— start —
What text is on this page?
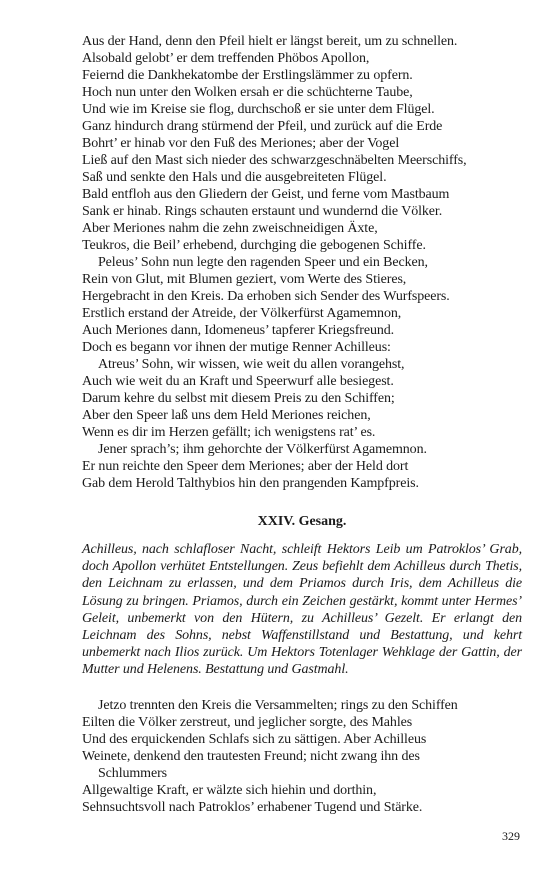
Aus der Hand, denn den Pfeil hielt er längst bereit, um zu schnellen.
Alsobald gelobt’ er dem treffenden Phöbos Apollon,
Feiernd die Dankhekatombe der Erstlingslämmer zu opfern.
Hoch nun unter den Wolken ersah er die schüchterne Taube,
Und wie im Kreise sie flog, durchschoß er sie unter dem Flügel.
Ganz hindurch drang stürmend der Pfeil, und zurück auf die Erde
Bohrt’ er hinab vor den Fuß des Meriones; aber der Vogel
Ließ auf den Mast sich nieder des schwarzgeschnäbelten Meerschiffs,
Saß und senkte den Hals und die ausgebreiteten Flügel.
Bald entfloh aus den Gliedern der Geist, und ferne vom Mastbaum
Sank er hinab. Rings schauten erstaunt und wundernd die Völker.
Aber Meriones nahm die zehn zweischneidigen Äxte,
Teukros, die Beil’ erhebend, durchging die gebogenen Schiffe.
Peleus’ Sohn nun legte den ragenden Speer und ein Becken,
Rein von Glut, mit Blumen geziert, vom Werte des Stieres,
Hergebracht in den Kreis. Da erhoben sich Sender des Wurfspeers.
Erstlich erstand der Atreide, der Völkerfürst Agamemnon,
Auch Meriones dann, Idomeneus’ tapferer Kriegsfreund.
Doch es begann vor ihnen der mutige Renner Achilleus:
Atreus’ Sohn, wir wissen, wie weit du allen vorangehst,
Auch wie weit du an Kraft und Speerwurf alle besiegest.
Darum kehre du selbst mit diesem Preis zu den Schiffen;
Aber den Speer laß uns dem Held Meriones reichen,
Wenn es dir im Herzen gefällt; ich wenigstens rat’ es.
Jener sprach’s; ihm gehorchte der Völkerfürst Agamemnon.
Er nun reichte den Speer dem Meriones; aber der Held dort
Gab dem Herold Talthybios hin den prangenden Kampfpreis.
XXIV. Gesang.
Achilleus, nach schlafloser Nacht, schleift Hektors Leib um Patroklos’ Grab, doch Apollon verhütet Entstellungen. Zeus befiehlt dem Achilleus durch Thetis, den Leichnam zu erlassen, und dem Priamos durch Iris, dem Achilleus die Lösung zu bringen. Priamos, durch ein Zeichen gestärkt, kommt unter Hermes’ Geleit, unbemerkt von den Hütern, zu Achilleus’ Gezelt. Er erlangt den Leichnam des Sohns, nebst Waffenstillstand und Bestattung, und kehrt unbemerkt nach Ilios zurück. Um Hektors Totenlager Wehklage der Gattin, der Mutter und Helenens. Bestattung und Gastmahl.
Jetzo trennten den Kreis die Versammelten; rings zu den Schiffen
Eilten die Völker zerstreut, und jeglicher sorgte, des Mahles
Und des erquickenden Schlafs sich zu sättigen. Aber Achilleus
Weinete, denkend den trautesten Freund; nicht zwang ihn des
Schlummers
Allgewaltige Kraft, er wälzte sich hiehin und dorthin,
Sehnsuchtsvoll nach Patroklos’ erhabener Tugend und Stärke.
329
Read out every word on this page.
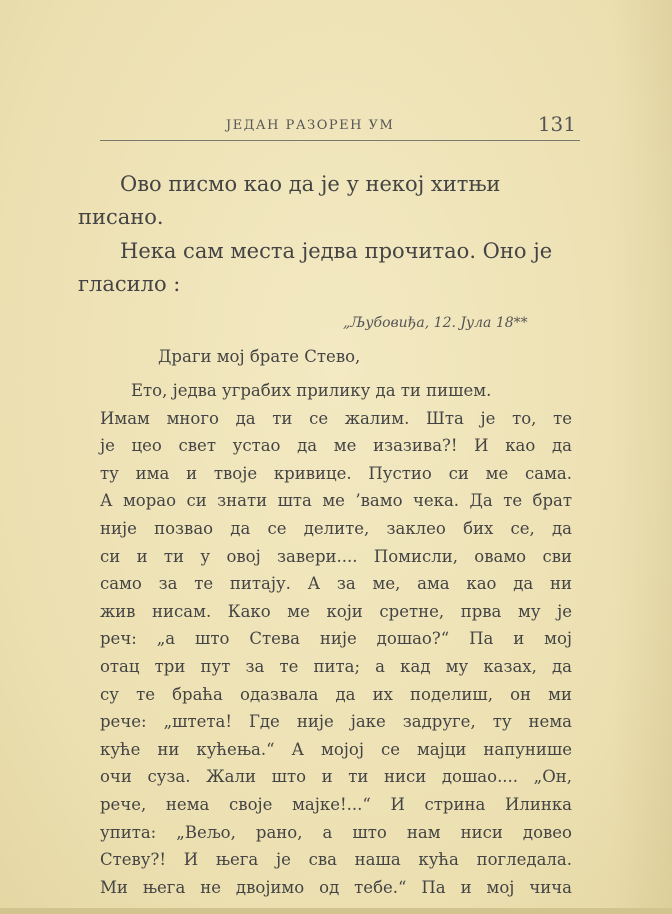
ЈЕДАН РАЗОРЕН УМ	131

Ово писмо као да је у некој хитњи писано.

Нека сам места једва прочитао. Оно је гласило :

„Љубовиђа, 12. Јула 18**
Драги мој брате Стево,
Ето, једва уграбих прилику да ти пишем.
Имам много да ти се жалим. Шта је то, те
је цео свет устао да ме изазива?! И као да
ту има и твоје кривице. Пустио си ме сама.
А морао си знати шта ме ’вамо чека. Да те брат
није позвао да се делите, заклео бих се, да
си и ти у овој завери.... Помисли, овамо сви
само за те питају. А за ме, ама као да ни
жив нисам. Како ме који сретне, прва му је
реч: „а што Стева није дошао?“ Па и мој
отац три пут за те пита; а кад му казах, да
су те браћа одазвала да их поделиш, он ми
рече: „штета! Где није јаке задруге, ту нема
куће ни кућења.“ А мојој се мајци напунише
очи суза. Жали што и ти ниси дошао.... „Он,
рече, нема своје мајке!...“ И стрина Илинка
упита: „Вељо, рано, а што нам ниси довео
Стеву?! И њега је сва наша кућа погледала.
Ми њега не двојимо од тебе.“ Па и мој чича
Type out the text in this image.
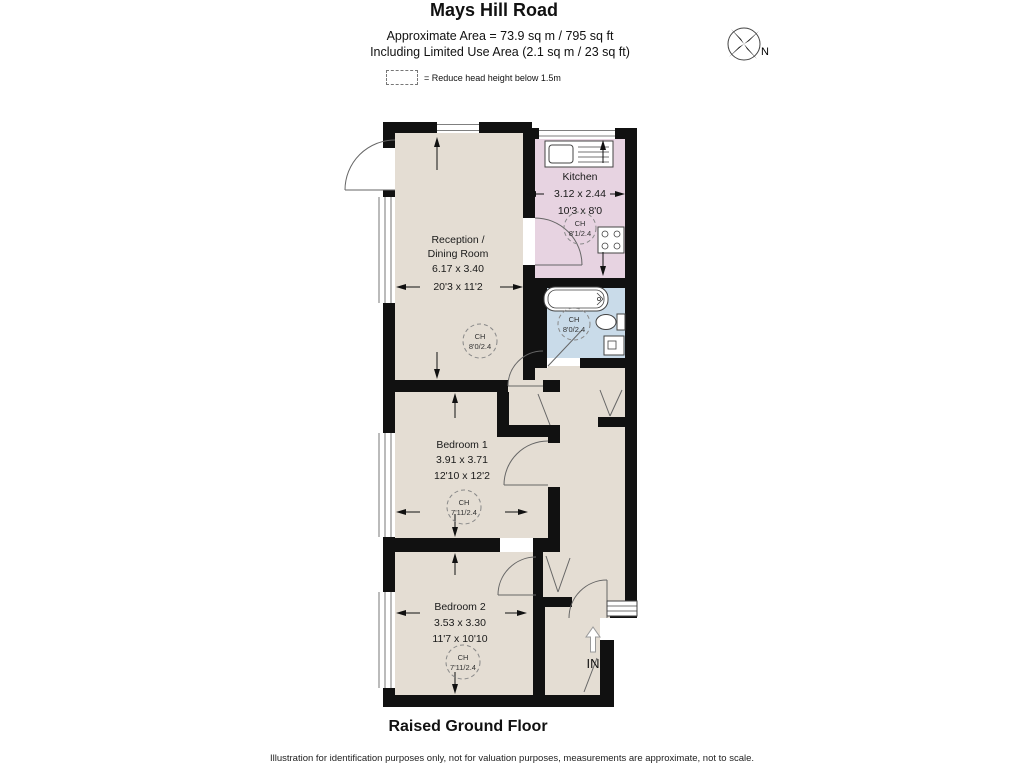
Mays Hill Road
Approximate Area = 73.9 sq m / 795 sq ft
Including Limited Use Area (2.1 sq m / 23 sq ft)
= Reduce head height below 1.5m
N
Kitchen
3.12 x 2.44
10'3 x 8'0
Reception /
Dining Room
6.17 x 3.40
20'3 x 11'2
Bedroom 1
3.91 x 3.71
12'10 x 12'2
Bedroom 2
3.53 x 3.30
11'7 x 10'10
CH
8'1/2.4
CH
8'0/2.4
CH
8'0/2.4
CH
7'11/2.4
CH
7'11/2.4	IN
Raised Ground Floor
Illustration for identification purposes only, not for valuation purposes, measurements are approximate, not to scale.
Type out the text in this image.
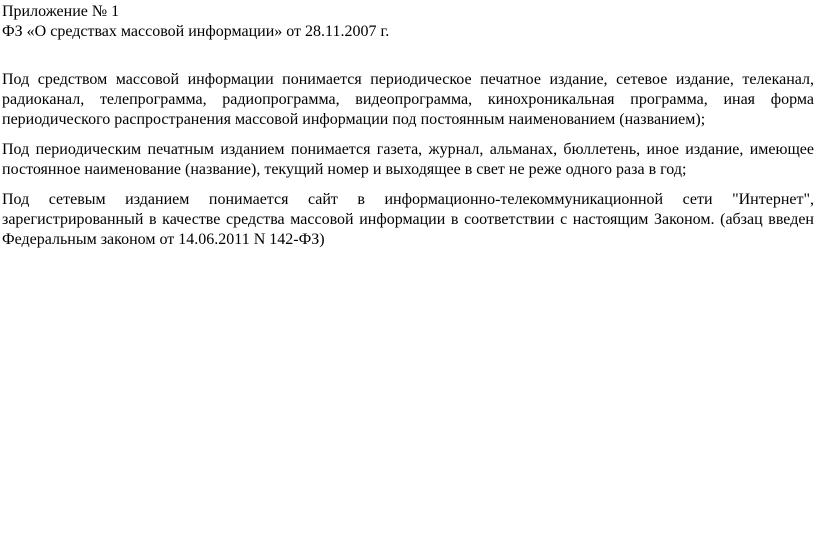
Приложение № 1
ФЗ «О средствах массовой информации» от 28.11.2007 г.

Под средством массовой информации понимается периодическое печатное издание, сетевое издание, телеканал, радиоканал, телепрограмма, радиопрограмма, видеопрограмма, кинохроникальная программа, иная форма периодического распространения массовой информации под постоянным наименованием (названием);

Под периодическим печатным изданием понимается газета, журнал, альманах, бюллетень, иное издание, имеющее постоянное наименование (название), текущий номер и выходящее в свет не реже одного раза в год;

Под сетевым изданием понимается сайт в информационно-телекоммуникационной сети "Интернет", зарегистрированный в качестве средства массовой информации в соответствии с настоящим Законом. (абзац введен Федеральным законом от 14.06.2011 N 142-ФЗ)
— end —
● **Short exercise**
Gather each line in the data that holds the string "ниси".

● **Exercise solution**
очи суза. Жали што и ти ниси дошао.... „Он,
упита: „Вељо, рано, а што нам ниси довео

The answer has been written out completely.